▶ [WHAT IS EXPECTED]
Pictures do not belong in the copy; quote every entry below exactly.

▶ [DATA TO PROCESS]
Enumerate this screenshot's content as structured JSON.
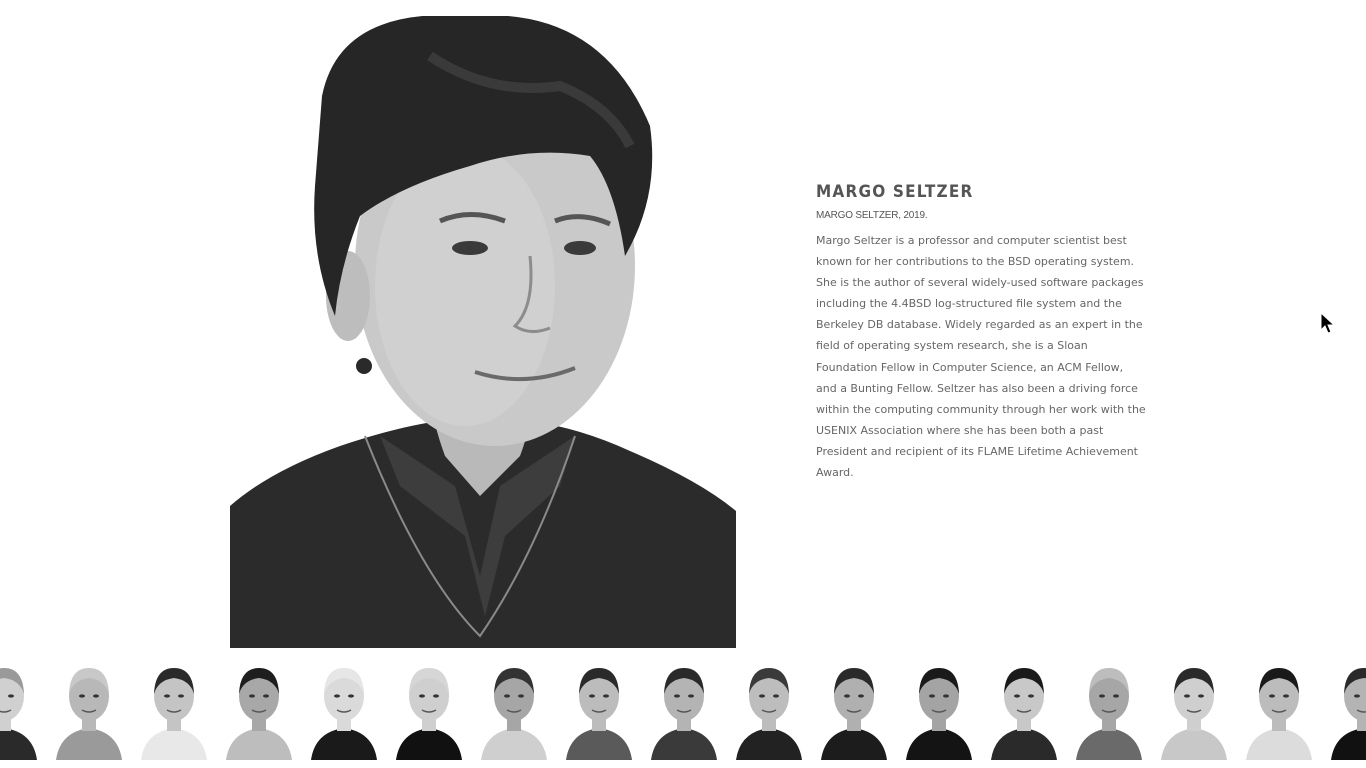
{
  "profile": {
    "name": "MARGO SELTZER",
    "caption": "MARGO SELTZER, 2019.",
    "bio": "Margo Seltzer is a professor and computer scientist best known for her contributions to the BSD operating system. She is the author of several widely-used software packages including the 4.4BSD log-structured file system and the Berkeley DB database. Widely regarded as an expert in the field of operating system research, she is a Sloan Foundation Fellow in Computer Science, an ACM Fellow, and a Bunting Fellow. Seltzer has also been a driving force within the computing community through her work with the USENIX Association where she has been both a past President and recipient of its FLAME Lifetime Achievement Award."
  },
  "thumbnails": [
    {
      "shirt": "#2a2a2a",
      "hair": "#9a9a9a",
      "skin": "#d0d0d0",
      "bg": "#ffffff"
    },
    {
      "shirt": "#9a9a9a",
      "hair": "#c8c8c8",
      "skin": "#b8b8b8",
      "bg": "#ffffff"
    },
    {
      "shirt": "#e8e8e8",
      "hair": "#2a2a2a",
      "skin": "#c4c4c4",
      "bg": "#ffffff"
    },
    {
      "shirt": "#bdbdbd",
      "hair": "#1e1e1e",
      "skin": "#a8a8a8",
      "bg": "#ffffff"
    },
    {
      "shirt": "#1a1a1a",
      "hair": "#e6e6e6",
      "skin": "#dadada",
      "bg": "#ffffff"
    },
    {
      "shirt": "#111111",
      "hair": "#d6d6d6",
      "skin": "#cfcfcf",
      "bg": "#ffffff"
    },
    {
      "shirt": "#cfcfcf",
      "hair": "#333333",
      "skin": "#a6a6a6",
      "bg": "#ffffff"
    },
    {
      "shirt": "#5a5a5a",
      "hair": "#2a2a2a",
      "skin": "#bcbcbc",
      "bg": "#ffffff"
    },
    {
      "shirt": "#3a3a3a",
      "hair": "#2a2a2a",
      "skin": "#b4b4b4",
      "bg": "#ffffff"
    },
    {
      "shirt": "#222222",
      "hair": "#3a3a3a",
      "skin": "#bdbdbd",
      "bg": "#ffffff"
    },
    {
      "shirt": "#1c1c1c",
      "hair": "#2a2a2a",
      "skin": "#b0b0b0",
      "bg": "#ffffff"
    },
    {
      "shirt": "#141414",
      "hair": "#1a1a1a",
      "skin": "#a4a4a4",
      "bg": "#ffffff"
    },
    {
      "shirt": "#2a2a2a",
      "hair": "#1a1a1a",
      "skin": "#c8c8c8",
      "bg": "#ffffff"
    },
    {
      "shirt": "#6a6a6a",
      "hair": "#bdbdbd",
      "skin": "#a6a6a6",
      "bg": "#ffffff"
    },
    {
      "shirt": "#c8c8c8",
      "hair": "#2a2a2a",
      "skin": "#cfcfcf",
      "bg": "#ffffff"
    },
    {
      "shirt": "#dcdcdc",
      "hair": "#1a1a1a",
      "skin": "#bcbcbc",
      "bg": "#ffffff"
    },
    {
      "shirt": "#111111",
      "hair": "#2a2a2a",
      "skin": "#b4b4b4",
      "bg": "#ffffff"
    }
  ]
}
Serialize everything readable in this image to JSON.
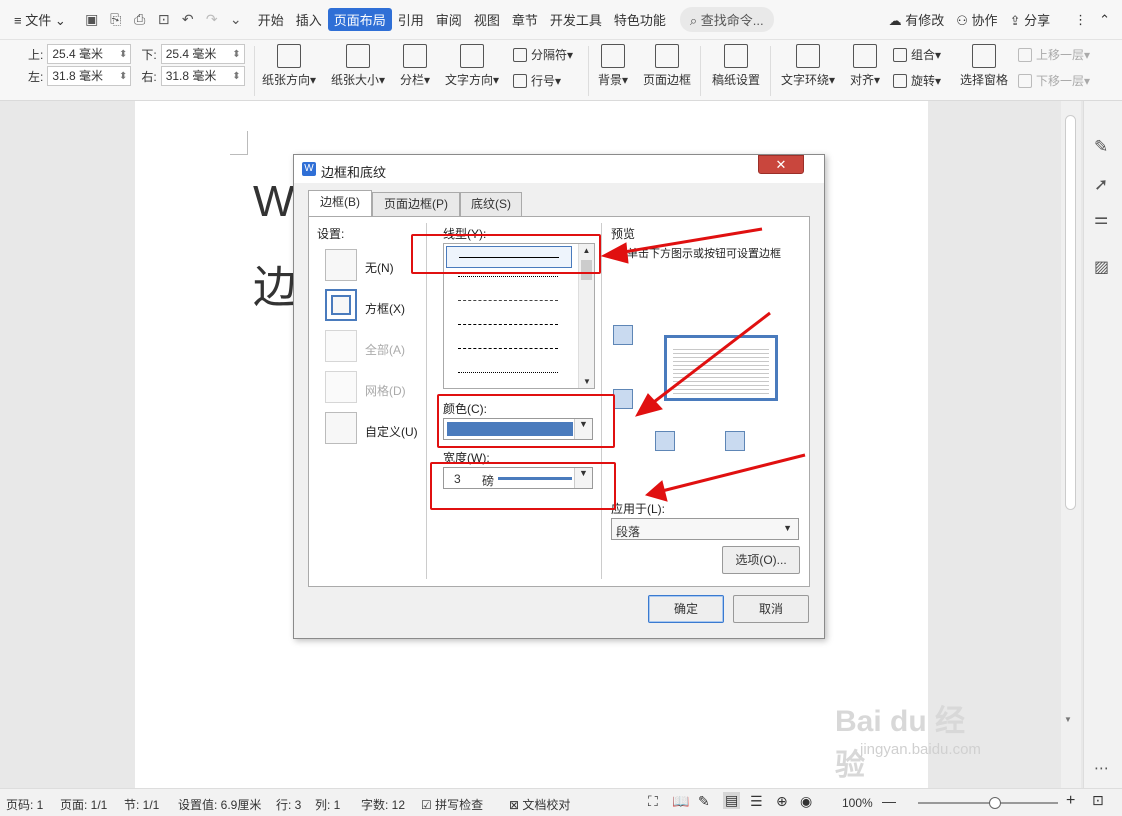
{
  "menubar": {
    "file_label": "文件",
    "tabs": [
      "开始",
      "插入",
      "页面布局",
      "引用",
      "审阅",
      "视图",
      "章节",
      "开发工具",
      "特色功能"
    ],
    "active_tab": "页面布局",
    "search_placeholder": "查找命令...",
    "right": [
      "有修改",
      "协作",
      "分享"
    ]
  },
  "ribbon": {
    "margins": {
      "top_label": "上:",
      "top_value": "25.4 毫米",
      "bottom_label": "下:",
      "bottom_value": "25.4 毫米",
      "left_label": "左:",
      "left_value": "31.8 毫米",
      "right_label": "右:",
      "right_value": "31.8 毫米"
    },
    "buttons": [
      "纸张方向",
      "纸张大小",
      "分栏",
      "文字方向",
      "背景",
      "页面边框",
      "稿纸设置",
      "文字环绕",
      "对齐",
      "选择窗格"
    ],
    "small": {
      "separator": "分隔符",
      "line_number": "行号",
      "group": "组合",
      "rotate": "旋转",
      "up_layer": "上移一层",
      "down_layer": "下移一层"
    }
  },
  "document": {
    "line1": "W",
    "line2": "边"
  },
  "dialog": {
    "title": "边框和底纹",
    "tabs": [
      "边框(B)",
      "页面边框(P)",
      "底纹(S)"
    ],
    "settings_label": "设置:",
    "settings": [
      "无(N)",
      "方框(X)",
      "全部(A)",
      "网格(D)",
      "自定义(U)"
    ],
    "line_style_label": "线型(Y):",
    "color_label": "颜色(C):",
    "color_value": "#4a7bbd",
    "width_label": "宽度(W):",
    "width_value": "3",
    "width_unit": "磅",
    "preview_label": "预览",
    "preview_hint": "单击下方图示或按钮可设置边框",
    "apply_label": "应用于(L):",
    "apply_value": "段落",
    "options_button": "选项(O)...",
    "ok_button": "确定",
    "cancel_button": "取消"
  },
  "statusbar": {
    "page_code": "页码: 1",
    "pages": "页面: 1/1",
    "section": "节: 1/1",
    "position": "设置值: 6.9厘米",
    "row": "行: 3",
    "col": "列: 1",
    "words": "字数: 12",
    "spell": "拼写检查",
    "proof": "文档校对",
    "zoom": "100%"
  },
  "watermark": {
    "brand": "Bai du 经验",
    "url": "jingyan.baidu.com"
  },
  "colors": {
    "accent": "#2f6fd6",
    "annotation_red": "#e01010",
    "border_blue": "#4a7bbd"
  }
}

▶ [RESPONSE FOR THIS EXERCISE]
Enumerate this screenshot's content as structured JSON.
{
  "profile": {
    "name": "MARGO SELTZER",
    "caption": "MARGO SELTZER, 2019.",
    "bio": "Margo Seltzer is a professor and computer scientist best known for her contributions to the BSD operating system. She is the author of several widely-used software packages including the 4.4BSD log-structured file system and the Berkeley DB database. Widely regarded as an expert in the field of operating system research, she is a Sloan Foundation Fellow in Computer Science, an ACM Fellow, and a Bunting Fellow. Seltzer has also been a driving force within the computing community through her work with the USENIX Association where she has been both a past President and recipient of its FLAME Lifetime Achievement Award."
  },
  "thumbnails": [
    {
      "shirt": "#2a2a2a",
      "hair": "#9a9a9a",
      "skin": "#d0d0d0",
      "bg": "#ffffff"
    },
    {
      "shirt": "#9a9a9a",
      "hair": "#c8c8c8",
      "skin": "#b8b8b8",
      "bg": "#ffffff"
    },
    {
      "shirt": "#e8e8e8",
      "hair": "#2a2a2a",
      "skin": "#c4c4c4",
      "bg": "#ffffff"
    },
    {
      "shirt": "#bdbdbd",
      "hair": "#1e1e1e",
      "skin": "#a8a8a8",
      "bg": "#ffffff"
    },
    {
      "shirt": "#1a1a1a",
      "hair": "#e6e6e6",
      "skin": "#dadada",
      "bg": "#ffffff"
    },
    {
      "shirt": "#111111",
      "hair": "#d6d6d6",
      "skin": "#cfcfcf",
      "bg": "#ffffff"
    },
    {
      "shirt": "#cfcfcf",
      "hair": "#333333",
      "skin": "#a6a6a6",
      "bg": "#ffffff"
    },
    {
      "shirt": "#5a5a5a",
      "hair": "#2a2a2a",
      "skin": "#bcbcbc",
      "bg": "#ffffff"
    },
    {
      "shirt": "#3a3a3a",
      "hair": "#2a2a2a",
      "skin": "#b4b4b4",
      "bg": "#ffffff"
    },
    {
      "shirt": "#222222",
      "hair": "#3a3a3a",
      "skin": "#bdbdbd",
      "bg": "#ffffff"
    },
    {
      "shirt": "#1c1c1c",
      "hair": "#2a2a2a",
      "skin": "#b0b0b0",
      "bg": "#ffffff"
    },
    {
      "shirt": "#141414",
      "hair": "#1a1a1a",
      "skin": "#a4a4a4",
      "bg": "#ffffff"
    },
    {
      "shirt": "#2a2a2a",
      "hair": "#1a1a1a",
      "skin": "#c8c8c8",
      "bg": "#ffffff"
    },
    {
      "shirt": "#6a6a6a",
      "hair": "#bdbdbd",
      "skin": "#a6a6a6",
      "bg": "#ffffff"
    },
    {
      "shirt": "#c8c8c8",
      "hair": "#2a2a2a",
      "skin": "#cfcfcf",
      "bg": "#ffffff"
    },
    {
      "shirt": "#dcdcdc",
      "hair": "#1a1a1a",
      "skin": "#bcbcbc",
      "bg": "#ffffff"
    },
    {
      "shirt": "#111111",
      "hair": "#2a2a2a",
      "skin": "#b4b4b4",
      "bg": "#ffffff"
    }
  ]
}
Serialize everything readable in this image to JSON.
{
  "menubar": {
    "file_label": "文件",
    "tabs": [
      "开始",
      "插入",
      "页面布局",
      "引用",
      "审阅",
      "视图",
      "章节",
      "开发工具",
      "特色功能"
    ],
    "active_tab": "页面布局",
    "search_placeholder": "查找命令...",
    "right": [
      "有修改",
      "协作",
      "分享"
    ]
  },
  "ribbon": {
    "margins": {
      "top_label": "上:",
      "top_value": "25.4 毫米",
      "bottom_label": "下:",
      "bottom_value": "25.4 毫米",
      "left_label": "左:",
      "left_value": "31.8 毫米",
      "right_label": "右:",
      "right_value": "31.8 毫米"
    },
    "buttons": [
      "纸张方向",
      "纸张大小",
      "分栏",
      "文字方向",
      "背景",
      "页面边框",
      "稿纸设置",
      "文字环绕",
      "对齐",
      "选择窗格"
    ],
    "small": {
      "separator": "分隔符",
      "line_number": "行号",
      "group": "组合",
      "rotate": "旋转",
      "up_layer": "上移一层",
      "down_layer": "下移一层"
    }
  },
  "document": {
    "line1": "W",
    "line2": "边"
  },
  "dialog": {
    "title": "边框和底纹",
    "tabs": [
      "边框(B)",
      "页面边框(P)",
      "底纹(S)"
    ],
    "settings_label": "设置:",
    "settings": [
      "无(N)",
      "方框(X)",
      "全部(A)",
      "网格(D)",
      "自定义(U)"
    ],
    "line_style_label": "线型(Y):",
    "color_label": "颜色(C):",
    "color_value": "#4a7bbd",
    "width_label": "宽度(W):",
    "width_value": "3",
    "width_unit": "磅",
    "preview_label": "预览",
    "preview_hint": "单击下方图示或按钮可设置边框",
    "apply_label": "应用于(L):",
    "apply_value": "段落",
    "options_button": "选项(O)...",
    "ok_button": "确定",
    "cancel_button": "取消"
  },
  "statusbar": {
    "page_code": "页码: 1",
    "pages": "页面: 1/1",
    "section": "节: 1/1",
    "position": "设置值: 6.9厘米",
    "row": "行: 3",
    "col": "列: 1",
    "words": "字数: 12",
    "spell": "拼写检查",
    "proof": "文档校对",
    "zoom": "100%"
  },
  "watermark": {
    "brand": "Bai du 经验",
    "url": "jingyan.baidu.com"
  },
  "colors": {
    "accent": "#2f6fd6",
    "annotation_red": "#e01010",
    "border_blue": "#4a7bbd"
  }
}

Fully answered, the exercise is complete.